* Objective *
Using the records below, locate all lines containing "BLACK" and return them.

* Dataset records *

:::::

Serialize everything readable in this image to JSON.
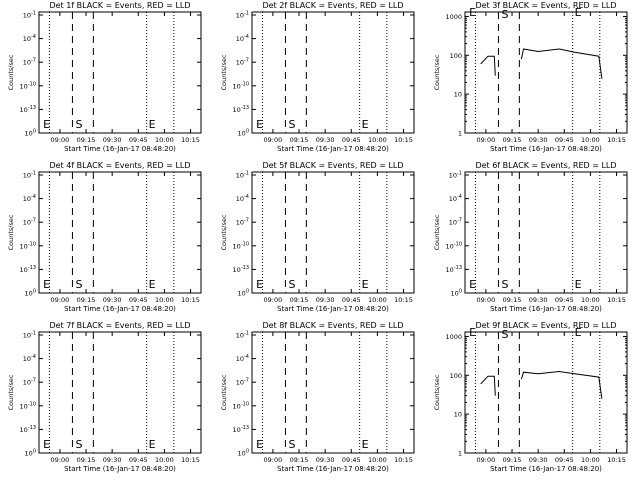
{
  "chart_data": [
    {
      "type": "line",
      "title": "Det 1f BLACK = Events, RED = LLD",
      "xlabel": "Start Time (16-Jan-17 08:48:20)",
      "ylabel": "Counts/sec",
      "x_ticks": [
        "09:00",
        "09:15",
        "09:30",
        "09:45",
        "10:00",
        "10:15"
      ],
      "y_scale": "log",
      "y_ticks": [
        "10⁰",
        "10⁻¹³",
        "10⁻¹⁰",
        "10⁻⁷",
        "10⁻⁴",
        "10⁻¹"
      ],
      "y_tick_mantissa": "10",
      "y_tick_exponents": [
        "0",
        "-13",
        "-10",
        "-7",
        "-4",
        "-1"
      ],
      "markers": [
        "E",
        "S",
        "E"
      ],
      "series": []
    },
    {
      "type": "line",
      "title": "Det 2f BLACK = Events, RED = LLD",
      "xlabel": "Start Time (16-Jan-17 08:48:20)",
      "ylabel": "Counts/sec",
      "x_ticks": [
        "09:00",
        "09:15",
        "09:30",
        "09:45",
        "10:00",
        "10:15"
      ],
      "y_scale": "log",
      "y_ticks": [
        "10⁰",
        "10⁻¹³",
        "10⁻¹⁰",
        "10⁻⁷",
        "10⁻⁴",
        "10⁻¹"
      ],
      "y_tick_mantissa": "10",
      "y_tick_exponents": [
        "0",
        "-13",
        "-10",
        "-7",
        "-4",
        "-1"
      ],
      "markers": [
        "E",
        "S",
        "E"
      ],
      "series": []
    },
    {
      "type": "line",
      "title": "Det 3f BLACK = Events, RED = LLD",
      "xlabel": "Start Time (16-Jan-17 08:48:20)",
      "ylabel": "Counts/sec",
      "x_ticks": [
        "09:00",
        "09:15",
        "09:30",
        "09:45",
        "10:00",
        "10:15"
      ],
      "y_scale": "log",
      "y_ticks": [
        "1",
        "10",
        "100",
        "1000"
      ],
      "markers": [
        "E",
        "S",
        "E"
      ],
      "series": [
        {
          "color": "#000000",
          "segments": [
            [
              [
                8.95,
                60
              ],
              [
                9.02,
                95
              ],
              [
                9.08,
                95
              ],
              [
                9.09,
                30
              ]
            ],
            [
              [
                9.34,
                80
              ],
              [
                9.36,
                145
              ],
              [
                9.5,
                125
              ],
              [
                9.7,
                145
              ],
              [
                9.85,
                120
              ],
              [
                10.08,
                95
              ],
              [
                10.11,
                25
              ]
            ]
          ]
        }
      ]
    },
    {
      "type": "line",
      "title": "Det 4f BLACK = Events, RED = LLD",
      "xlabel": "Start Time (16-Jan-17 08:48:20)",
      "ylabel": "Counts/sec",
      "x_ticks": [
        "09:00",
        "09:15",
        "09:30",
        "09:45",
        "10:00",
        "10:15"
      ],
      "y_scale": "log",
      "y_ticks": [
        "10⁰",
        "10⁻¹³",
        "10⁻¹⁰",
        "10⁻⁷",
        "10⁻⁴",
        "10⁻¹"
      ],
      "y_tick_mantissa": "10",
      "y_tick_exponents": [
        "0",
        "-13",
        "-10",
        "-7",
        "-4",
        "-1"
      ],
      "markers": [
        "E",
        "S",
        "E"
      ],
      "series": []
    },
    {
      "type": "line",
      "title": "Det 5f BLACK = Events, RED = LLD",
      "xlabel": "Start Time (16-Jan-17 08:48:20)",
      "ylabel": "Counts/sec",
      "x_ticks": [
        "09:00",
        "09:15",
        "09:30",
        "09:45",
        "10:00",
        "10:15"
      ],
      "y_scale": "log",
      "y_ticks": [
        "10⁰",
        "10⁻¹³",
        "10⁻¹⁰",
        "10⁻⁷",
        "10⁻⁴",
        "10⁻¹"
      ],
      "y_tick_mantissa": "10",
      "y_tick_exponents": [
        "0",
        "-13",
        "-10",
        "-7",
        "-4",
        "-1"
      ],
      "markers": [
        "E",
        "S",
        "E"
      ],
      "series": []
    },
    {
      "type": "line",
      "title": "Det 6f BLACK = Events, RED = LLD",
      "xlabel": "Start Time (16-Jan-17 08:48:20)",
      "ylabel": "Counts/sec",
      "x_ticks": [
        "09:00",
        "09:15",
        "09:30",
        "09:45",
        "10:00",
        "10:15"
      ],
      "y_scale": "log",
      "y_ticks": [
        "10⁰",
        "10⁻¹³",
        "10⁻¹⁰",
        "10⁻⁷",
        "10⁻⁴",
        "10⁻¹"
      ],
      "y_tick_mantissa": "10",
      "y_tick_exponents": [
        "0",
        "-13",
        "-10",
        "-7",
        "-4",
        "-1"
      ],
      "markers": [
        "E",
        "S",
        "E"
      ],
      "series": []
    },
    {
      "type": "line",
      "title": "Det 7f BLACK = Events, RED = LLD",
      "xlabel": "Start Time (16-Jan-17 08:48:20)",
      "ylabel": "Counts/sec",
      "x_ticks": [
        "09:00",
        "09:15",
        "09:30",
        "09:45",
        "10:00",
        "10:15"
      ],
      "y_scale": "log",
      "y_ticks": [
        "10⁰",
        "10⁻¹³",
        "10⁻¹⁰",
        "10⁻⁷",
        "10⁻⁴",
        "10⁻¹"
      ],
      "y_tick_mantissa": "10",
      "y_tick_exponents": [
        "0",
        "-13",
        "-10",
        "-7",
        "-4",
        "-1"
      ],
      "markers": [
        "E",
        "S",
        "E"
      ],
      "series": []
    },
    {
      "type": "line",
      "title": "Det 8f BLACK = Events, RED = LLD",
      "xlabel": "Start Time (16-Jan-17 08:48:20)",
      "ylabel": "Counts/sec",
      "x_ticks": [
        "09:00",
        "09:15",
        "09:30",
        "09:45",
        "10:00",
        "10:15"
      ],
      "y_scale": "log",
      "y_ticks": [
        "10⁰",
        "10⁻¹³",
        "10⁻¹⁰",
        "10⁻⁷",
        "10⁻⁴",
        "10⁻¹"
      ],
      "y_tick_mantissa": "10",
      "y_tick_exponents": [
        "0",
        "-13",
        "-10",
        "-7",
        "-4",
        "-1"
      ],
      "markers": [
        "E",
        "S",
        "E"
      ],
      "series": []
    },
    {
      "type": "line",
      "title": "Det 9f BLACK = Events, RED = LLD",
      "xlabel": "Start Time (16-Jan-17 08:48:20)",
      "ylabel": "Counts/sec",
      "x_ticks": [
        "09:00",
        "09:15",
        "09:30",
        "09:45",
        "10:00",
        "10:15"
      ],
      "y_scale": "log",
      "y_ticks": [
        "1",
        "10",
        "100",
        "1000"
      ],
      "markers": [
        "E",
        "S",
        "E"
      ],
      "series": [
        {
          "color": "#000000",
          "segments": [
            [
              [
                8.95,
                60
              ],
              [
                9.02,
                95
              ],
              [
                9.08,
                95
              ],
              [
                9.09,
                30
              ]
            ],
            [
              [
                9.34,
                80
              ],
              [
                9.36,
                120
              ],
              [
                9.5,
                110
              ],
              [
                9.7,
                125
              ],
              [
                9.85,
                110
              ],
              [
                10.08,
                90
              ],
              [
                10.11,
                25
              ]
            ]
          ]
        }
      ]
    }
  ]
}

:::::

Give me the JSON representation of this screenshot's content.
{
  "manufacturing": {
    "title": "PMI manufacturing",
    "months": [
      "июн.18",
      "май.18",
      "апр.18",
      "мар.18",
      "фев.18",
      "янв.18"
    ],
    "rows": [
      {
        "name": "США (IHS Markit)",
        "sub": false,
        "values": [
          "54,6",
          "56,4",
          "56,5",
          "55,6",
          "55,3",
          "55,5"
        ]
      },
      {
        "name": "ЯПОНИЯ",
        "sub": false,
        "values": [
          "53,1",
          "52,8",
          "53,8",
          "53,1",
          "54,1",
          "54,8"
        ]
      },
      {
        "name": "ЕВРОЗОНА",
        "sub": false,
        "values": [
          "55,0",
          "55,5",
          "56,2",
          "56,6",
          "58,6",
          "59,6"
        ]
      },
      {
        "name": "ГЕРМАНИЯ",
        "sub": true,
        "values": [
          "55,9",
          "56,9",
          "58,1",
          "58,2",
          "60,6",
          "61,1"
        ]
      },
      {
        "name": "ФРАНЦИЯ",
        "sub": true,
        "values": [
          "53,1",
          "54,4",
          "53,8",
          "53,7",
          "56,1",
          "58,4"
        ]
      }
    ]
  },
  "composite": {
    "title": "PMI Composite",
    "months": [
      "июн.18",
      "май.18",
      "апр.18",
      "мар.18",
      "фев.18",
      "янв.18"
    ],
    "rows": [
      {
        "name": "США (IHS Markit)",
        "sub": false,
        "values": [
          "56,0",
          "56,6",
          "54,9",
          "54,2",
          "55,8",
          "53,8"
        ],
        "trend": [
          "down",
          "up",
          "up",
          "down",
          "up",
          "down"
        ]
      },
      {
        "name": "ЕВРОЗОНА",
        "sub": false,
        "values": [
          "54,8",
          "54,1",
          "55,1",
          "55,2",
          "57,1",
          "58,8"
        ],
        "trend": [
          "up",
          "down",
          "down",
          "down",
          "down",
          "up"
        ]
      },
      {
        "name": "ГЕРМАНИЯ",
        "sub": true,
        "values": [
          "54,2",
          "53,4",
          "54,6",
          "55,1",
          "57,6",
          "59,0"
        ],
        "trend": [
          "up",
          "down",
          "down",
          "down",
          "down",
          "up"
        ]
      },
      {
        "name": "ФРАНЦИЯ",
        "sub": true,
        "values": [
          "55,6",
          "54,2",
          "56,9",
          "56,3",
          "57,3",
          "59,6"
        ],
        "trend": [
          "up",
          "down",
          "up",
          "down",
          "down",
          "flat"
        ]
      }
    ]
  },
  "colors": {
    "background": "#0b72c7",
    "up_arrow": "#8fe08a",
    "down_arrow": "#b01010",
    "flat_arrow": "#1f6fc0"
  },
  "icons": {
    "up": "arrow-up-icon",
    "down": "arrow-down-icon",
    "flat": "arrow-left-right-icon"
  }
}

:::::

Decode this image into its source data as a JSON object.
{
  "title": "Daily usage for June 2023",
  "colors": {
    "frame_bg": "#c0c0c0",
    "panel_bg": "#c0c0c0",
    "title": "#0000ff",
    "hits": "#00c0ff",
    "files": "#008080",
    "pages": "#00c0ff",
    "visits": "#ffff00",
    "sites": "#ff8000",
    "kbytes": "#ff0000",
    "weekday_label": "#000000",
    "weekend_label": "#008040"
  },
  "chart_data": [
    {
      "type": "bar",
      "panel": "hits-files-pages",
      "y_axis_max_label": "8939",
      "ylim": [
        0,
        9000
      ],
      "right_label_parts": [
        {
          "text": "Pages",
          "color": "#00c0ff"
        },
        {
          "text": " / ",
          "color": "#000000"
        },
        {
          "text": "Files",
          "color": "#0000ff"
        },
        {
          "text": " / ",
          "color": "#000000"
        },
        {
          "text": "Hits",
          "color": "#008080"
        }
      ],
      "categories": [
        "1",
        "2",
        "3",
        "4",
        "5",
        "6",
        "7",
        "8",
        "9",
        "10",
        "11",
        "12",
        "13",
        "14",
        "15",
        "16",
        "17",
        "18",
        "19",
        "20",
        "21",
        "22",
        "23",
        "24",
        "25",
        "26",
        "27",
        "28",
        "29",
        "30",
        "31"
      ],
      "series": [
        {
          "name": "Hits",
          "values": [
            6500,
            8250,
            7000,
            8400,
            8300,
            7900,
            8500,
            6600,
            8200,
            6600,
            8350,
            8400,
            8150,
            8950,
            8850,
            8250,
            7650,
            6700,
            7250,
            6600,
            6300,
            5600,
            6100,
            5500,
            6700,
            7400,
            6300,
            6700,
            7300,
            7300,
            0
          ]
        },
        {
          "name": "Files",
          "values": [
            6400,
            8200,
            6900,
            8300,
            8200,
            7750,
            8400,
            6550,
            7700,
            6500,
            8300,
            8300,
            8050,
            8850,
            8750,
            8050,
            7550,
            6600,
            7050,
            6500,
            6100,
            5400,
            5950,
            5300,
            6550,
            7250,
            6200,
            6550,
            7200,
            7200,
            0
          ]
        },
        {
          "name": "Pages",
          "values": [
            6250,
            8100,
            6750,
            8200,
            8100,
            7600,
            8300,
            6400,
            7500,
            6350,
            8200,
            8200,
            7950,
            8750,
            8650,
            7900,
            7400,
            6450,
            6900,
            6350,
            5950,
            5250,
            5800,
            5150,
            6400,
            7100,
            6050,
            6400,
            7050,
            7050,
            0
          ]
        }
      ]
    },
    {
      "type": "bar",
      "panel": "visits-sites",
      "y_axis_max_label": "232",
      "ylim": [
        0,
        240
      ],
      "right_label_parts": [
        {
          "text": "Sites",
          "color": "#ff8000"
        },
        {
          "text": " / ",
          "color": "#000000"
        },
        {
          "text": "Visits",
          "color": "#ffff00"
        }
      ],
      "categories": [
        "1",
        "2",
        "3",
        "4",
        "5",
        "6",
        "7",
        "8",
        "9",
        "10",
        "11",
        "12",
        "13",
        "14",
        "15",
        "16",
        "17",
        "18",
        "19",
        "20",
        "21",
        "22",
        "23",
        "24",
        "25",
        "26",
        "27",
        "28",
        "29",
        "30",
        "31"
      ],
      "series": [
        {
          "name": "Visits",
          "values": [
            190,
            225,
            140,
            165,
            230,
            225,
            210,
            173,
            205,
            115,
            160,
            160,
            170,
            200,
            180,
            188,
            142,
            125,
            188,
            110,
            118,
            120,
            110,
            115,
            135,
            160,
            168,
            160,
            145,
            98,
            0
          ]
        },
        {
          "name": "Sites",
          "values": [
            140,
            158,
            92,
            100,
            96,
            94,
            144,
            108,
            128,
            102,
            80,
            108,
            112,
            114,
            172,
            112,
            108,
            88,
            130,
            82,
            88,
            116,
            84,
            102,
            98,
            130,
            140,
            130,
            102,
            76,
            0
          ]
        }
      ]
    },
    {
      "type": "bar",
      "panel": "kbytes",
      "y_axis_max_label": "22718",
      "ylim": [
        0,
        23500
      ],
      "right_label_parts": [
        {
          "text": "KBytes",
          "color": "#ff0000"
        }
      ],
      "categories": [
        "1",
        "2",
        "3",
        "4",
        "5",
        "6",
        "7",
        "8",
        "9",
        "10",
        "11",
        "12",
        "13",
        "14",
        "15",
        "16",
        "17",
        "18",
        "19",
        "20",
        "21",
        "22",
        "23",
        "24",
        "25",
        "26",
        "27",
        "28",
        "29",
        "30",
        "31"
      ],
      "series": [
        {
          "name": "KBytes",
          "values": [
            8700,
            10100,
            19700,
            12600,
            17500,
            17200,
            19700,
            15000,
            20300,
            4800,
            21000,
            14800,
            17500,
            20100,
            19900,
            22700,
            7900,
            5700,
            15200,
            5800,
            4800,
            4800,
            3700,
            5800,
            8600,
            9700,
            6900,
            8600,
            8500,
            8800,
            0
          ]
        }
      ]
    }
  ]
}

:::::

* The result *
      "title": "Det 1f BLACK = Events, RED = LLD",
      "title": "Det 2f BLACK = Events, RED = LLD",
      "title": "Det 3f BLACK = Events, RED = LLD",
      "title": "Det 4f BLACK = Events, RED = LLD",
      "title": "Det 5f BLACK = Events, RED = LLD",
      "title": "Det 6f BLACK = Events, RED = LLD",
      "title": "Det 7f BLACK = Events, RED = LLD",
      "title": "Det 8f BLACK = Events, RED = LLD",
      "title": "Det 9f BLACK = Events, RED = LLD",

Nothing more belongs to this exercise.